## What the exercise asks
Check every line for the word "在反应堆技术条件下" and give the number of lines where it occurs, nothing else.

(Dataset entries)

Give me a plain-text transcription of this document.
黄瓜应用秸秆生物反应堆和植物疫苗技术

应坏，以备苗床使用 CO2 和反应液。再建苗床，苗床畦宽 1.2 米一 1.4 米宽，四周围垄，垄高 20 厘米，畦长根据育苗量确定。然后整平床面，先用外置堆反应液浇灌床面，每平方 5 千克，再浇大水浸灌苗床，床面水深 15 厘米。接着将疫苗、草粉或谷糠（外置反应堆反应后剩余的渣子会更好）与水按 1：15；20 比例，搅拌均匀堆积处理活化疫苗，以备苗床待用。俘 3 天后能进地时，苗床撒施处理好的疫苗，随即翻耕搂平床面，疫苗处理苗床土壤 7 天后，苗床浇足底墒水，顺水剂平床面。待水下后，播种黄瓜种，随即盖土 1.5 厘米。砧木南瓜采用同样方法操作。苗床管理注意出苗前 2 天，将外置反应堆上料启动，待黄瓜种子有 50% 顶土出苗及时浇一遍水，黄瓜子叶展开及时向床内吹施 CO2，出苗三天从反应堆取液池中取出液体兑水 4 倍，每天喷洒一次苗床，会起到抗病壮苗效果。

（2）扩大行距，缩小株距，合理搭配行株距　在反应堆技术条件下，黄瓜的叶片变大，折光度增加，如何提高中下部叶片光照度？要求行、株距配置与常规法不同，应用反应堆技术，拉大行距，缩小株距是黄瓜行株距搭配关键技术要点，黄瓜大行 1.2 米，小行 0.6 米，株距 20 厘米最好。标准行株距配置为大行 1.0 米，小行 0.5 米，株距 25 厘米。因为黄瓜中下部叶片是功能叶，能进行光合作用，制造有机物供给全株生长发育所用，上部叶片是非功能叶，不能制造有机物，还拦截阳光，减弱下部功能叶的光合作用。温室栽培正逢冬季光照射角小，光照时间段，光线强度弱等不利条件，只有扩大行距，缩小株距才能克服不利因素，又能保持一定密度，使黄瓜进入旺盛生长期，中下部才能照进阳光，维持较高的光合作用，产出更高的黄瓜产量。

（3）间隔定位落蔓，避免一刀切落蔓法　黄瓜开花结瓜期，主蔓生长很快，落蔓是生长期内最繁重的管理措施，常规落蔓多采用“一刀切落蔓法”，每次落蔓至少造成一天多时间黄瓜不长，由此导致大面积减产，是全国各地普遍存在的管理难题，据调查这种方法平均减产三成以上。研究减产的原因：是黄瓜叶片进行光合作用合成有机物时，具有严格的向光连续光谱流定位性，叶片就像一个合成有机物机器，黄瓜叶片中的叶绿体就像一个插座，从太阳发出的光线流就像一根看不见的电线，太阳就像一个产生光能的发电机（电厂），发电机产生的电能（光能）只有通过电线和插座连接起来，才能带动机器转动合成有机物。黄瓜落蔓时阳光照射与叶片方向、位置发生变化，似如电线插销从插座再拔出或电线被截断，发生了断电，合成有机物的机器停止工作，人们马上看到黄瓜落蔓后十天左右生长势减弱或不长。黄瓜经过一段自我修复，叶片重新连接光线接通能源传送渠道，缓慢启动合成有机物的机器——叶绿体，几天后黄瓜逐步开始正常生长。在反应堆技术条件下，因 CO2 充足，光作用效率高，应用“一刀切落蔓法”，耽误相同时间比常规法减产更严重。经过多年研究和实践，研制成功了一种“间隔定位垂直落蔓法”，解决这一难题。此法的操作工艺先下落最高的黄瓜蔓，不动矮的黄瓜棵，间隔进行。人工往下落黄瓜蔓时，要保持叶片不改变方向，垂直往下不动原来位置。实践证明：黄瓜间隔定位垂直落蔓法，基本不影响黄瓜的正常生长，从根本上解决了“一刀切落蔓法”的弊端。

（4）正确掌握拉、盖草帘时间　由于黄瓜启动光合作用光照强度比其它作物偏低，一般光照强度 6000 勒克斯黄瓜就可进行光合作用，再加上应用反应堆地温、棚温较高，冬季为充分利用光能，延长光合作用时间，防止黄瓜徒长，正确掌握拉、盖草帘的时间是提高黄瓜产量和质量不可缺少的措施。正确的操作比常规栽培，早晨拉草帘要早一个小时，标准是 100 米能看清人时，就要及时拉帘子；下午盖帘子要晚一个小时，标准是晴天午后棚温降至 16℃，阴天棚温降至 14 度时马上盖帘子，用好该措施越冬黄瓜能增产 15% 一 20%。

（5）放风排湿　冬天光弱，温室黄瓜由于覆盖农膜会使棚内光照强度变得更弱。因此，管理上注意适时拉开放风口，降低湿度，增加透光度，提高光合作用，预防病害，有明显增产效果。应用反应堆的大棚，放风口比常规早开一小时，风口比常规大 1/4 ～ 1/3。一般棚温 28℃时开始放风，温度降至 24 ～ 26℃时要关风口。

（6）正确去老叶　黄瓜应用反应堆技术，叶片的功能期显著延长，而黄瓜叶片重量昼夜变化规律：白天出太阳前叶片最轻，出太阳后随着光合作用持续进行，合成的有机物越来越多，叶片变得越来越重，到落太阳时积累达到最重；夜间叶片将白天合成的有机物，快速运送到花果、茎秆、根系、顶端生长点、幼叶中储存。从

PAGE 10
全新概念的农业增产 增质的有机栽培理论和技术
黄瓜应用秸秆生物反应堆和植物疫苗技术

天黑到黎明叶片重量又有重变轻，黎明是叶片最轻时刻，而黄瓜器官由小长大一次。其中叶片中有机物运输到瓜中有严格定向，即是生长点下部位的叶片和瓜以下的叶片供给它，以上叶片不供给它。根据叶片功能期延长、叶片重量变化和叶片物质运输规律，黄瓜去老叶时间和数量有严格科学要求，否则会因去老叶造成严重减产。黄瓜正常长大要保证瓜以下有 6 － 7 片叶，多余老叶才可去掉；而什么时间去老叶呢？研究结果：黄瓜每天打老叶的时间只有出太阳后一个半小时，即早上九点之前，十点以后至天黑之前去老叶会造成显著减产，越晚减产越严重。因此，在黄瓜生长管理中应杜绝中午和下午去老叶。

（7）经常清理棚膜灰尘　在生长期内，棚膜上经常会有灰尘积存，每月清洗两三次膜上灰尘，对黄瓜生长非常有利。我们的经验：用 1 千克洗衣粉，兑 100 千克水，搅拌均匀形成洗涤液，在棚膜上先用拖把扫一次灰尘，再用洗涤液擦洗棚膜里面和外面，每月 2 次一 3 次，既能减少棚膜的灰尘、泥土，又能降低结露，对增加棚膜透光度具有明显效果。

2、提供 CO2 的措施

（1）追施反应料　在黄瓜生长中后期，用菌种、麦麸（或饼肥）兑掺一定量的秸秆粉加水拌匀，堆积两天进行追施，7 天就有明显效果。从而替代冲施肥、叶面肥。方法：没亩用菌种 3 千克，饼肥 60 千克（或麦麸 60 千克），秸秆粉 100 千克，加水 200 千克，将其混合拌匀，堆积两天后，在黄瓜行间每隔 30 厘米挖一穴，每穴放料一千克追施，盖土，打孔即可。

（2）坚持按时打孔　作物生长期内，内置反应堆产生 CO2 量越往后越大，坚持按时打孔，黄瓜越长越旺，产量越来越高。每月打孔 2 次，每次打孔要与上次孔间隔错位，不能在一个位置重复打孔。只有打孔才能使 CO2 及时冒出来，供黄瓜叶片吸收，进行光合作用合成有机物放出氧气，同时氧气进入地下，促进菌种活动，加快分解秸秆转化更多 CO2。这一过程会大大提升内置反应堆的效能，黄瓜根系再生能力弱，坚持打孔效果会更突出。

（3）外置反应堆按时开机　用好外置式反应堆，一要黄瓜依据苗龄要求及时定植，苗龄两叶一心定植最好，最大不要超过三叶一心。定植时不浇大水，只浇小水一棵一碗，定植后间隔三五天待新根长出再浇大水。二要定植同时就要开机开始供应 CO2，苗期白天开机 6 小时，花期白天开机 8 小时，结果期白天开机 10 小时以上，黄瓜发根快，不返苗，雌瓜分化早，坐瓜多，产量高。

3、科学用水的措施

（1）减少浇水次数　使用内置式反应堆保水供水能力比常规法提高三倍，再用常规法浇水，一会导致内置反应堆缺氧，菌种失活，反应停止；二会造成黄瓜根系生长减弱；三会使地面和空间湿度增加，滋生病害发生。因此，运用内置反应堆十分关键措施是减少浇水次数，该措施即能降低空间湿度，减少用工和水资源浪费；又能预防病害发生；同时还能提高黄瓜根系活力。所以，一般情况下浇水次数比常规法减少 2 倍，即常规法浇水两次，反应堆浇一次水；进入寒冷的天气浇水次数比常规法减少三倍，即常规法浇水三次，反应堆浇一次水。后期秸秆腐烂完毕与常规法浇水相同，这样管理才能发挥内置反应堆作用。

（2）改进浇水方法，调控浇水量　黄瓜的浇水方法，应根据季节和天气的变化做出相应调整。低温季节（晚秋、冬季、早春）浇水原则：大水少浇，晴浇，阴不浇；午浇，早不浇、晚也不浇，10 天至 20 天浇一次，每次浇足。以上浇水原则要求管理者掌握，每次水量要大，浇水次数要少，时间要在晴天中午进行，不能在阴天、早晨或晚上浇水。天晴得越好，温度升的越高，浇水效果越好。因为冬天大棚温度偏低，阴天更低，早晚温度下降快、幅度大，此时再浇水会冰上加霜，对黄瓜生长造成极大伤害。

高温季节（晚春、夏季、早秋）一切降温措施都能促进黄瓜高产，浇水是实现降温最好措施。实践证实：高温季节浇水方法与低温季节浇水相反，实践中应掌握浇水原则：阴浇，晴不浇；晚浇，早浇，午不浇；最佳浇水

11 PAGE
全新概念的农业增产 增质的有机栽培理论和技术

## Task output
2